Entries with figure data
+===+

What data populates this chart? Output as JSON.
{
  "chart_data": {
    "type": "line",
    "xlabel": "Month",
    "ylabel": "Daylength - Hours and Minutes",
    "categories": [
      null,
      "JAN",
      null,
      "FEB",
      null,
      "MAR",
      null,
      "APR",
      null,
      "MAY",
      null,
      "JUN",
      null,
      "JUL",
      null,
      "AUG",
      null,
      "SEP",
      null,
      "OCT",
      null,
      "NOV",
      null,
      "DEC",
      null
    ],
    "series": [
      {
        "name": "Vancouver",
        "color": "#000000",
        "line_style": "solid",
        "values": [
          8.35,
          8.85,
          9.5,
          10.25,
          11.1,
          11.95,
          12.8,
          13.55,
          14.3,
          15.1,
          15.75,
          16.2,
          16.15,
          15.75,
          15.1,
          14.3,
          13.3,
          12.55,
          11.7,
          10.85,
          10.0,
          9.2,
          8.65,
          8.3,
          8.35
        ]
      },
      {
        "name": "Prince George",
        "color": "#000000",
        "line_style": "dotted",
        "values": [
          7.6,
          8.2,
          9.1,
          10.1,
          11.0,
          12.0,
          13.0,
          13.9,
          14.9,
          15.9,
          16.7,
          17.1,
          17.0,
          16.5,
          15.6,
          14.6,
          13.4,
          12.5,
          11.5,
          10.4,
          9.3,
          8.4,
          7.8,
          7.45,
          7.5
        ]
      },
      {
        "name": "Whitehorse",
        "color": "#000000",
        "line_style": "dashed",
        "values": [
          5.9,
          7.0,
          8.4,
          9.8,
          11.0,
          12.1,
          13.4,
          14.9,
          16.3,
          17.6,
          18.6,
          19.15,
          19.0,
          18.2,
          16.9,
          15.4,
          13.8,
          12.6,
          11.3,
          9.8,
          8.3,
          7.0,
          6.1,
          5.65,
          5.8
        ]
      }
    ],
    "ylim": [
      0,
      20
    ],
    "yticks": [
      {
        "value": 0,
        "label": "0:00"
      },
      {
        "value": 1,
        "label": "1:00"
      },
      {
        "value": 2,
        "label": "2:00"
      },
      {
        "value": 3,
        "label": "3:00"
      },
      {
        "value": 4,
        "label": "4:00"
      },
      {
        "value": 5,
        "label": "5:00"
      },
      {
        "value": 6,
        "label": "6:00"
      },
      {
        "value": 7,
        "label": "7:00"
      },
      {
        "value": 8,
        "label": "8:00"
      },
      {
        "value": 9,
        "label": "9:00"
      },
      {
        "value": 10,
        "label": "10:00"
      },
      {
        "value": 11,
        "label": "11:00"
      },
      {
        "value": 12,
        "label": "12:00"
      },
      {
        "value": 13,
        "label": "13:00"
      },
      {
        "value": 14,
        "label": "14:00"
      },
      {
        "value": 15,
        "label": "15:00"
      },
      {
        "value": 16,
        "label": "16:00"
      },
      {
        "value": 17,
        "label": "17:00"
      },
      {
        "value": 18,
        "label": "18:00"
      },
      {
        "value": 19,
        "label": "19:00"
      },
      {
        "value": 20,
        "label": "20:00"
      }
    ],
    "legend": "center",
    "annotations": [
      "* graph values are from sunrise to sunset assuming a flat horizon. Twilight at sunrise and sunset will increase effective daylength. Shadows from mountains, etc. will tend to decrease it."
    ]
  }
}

+===+

* EXERCISE REQUIREMENTS *
Track down every line holding the string "name" and copy it.

* FINISHED EXERCISE *
        "name": "Vancouver",
        "name": "Prince George",
        "name": "Whitehorse",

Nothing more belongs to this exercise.